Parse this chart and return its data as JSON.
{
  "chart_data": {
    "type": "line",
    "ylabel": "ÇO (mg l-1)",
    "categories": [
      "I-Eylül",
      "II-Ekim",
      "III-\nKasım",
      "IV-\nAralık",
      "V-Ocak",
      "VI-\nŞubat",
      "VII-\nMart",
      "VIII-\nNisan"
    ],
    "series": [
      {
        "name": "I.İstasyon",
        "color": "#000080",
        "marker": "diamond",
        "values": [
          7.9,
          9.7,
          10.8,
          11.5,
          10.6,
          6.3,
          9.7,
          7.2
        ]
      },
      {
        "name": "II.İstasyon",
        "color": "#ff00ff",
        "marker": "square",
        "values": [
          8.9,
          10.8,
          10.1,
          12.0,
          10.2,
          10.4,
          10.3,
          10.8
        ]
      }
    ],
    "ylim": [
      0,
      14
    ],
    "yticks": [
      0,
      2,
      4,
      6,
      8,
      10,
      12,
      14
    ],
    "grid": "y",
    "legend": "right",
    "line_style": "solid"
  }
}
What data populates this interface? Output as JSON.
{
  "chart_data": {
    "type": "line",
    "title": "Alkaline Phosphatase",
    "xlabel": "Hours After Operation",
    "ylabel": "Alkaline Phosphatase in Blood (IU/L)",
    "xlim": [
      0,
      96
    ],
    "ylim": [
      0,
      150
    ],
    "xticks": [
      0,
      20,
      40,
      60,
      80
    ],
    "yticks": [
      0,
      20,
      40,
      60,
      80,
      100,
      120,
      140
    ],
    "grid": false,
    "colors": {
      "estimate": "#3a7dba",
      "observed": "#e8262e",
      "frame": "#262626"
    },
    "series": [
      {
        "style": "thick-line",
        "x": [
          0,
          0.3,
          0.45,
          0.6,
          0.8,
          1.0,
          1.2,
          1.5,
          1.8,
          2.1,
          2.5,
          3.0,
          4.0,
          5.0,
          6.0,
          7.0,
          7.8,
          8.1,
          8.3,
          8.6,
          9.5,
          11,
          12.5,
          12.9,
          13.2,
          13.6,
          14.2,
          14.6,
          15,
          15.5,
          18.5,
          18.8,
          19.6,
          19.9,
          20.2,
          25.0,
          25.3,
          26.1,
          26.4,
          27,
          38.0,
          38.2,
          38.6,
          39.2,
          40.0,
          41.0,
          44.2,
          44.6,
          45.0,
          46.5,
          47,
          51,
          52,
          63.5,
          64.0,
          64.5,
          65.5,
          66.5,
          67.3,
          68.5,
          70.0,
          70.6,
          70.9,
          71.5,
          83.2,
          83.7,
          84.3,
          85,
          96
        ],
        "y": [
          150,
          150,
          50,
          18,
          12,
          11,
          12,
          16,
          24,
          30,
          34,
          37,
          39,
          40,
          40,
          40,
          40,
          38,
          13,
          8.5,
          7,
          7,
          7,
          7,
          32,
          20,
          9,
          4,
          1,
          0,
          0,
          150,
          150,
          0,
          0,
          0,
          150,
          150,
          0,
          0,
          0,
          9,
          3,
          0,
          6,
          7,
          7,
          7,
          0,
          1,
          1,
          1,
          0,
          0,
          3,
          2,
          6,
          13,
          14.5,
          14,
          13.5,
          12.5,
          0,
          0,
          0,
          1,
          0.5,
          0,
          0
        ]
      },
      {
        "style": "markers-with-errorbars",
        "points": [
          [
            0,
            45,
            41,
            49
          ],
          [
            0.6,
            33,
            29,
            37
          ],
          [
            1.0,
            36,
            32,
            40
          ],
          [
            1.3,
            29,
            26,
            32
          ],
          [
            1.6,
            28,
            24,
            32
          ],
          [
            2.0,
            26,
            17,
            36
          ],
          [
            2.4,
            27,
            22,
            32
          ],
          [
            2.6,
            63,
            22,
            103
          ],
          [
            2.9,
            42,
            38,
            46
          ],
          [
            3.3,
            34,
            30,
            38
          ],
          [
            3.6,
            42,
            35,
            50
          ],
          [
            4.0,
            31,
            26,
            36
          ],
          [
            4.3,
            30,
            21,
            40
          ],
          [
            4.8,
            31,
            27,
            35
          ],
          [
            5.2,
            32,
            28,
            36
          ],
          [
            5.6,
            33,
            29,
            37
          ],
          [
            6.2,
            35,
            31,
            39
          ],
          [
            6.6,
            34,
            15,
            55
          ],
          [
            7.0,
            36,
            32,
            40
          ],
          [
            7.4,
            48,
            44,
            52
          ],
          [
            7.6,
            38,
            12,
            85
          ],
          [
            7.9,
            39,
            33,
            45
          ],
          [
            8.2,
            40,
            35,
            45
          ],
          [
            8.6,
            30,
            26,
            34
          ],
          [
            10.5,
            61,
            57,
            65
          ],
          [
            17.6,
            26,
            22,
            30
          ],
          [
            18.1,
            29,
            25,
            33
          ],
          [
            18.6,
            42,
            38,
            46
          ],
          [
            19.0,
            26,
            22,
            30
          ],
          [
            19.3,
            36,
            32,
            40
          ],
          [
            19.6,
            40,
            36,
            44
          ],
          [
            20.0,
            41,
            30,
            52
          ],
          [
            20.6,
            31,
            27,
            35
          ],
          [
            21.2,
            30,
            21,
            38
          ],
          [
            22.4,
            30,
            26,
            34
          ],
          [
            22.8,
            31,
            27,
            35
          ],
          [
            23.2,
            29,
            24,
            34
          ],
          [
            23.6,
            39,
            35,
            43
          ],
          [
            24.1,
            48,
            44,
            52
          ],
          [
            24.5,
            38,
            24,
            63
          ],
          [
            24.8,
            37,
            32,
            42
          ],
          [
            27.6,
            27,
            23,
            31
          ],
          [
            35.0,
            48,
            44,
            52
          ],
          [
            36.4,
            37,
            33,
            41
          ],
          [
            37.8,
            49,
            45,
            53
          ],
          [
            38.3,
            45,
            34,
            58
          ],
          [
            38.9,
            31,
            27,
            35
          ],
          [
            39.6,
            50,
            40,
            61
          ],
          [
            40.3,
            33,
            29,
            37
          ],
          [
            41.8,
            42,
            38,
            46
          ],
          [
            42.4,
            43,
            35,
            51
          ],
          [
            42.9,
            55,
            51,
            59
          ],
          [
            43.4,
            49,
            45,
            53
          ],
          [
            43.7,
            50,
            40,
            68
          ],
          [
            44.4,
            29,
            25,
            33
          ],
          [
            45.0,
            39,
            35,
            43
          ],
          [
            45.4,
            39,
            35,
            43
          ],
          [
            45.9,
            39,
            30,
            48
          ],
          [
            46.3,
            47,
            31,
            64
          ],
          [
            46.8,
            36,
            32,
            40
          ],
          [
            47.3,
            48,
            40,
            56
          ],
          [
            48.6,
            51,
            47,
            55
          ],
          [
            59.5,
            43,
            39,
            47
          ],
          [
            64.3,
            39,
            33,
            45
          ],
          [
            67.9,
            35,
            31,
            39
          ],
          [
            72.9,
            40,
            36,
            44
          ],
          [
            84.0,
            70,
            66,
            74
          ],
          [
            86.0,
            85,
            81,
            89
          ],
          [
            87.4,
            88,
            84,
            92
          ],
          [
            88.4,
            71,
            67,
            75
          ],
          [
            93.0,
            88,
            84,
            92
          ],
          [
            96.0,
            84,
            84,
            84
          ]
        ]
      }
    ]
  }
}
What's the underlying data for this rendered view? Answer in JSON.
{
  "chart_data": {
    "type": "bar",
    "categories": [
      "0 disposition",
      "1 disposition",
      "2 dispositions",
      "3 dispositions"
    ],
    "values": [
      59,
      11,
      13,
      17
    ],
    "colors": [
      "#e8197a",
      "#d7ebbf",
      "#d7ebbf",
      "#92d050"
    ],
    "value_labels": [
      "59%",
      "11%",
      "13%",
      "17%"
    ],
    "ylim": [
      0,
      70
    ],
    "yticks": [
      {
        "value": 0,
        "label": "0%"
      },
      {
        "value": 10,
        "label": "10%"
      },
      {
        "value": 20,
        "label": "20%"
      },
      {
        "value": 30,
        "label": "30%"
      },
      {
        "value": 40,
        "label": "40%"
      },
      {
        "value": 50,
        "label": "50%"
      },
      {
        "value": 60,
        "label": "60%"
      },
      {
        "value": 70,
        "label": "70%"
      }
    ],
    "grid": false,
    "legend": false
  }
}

-- -- --

WORK TO DO - How many of the listing's lines contain "ylabel"? Respond with a single number and nothing else.

ANSWER TO THE EXERCISE - 2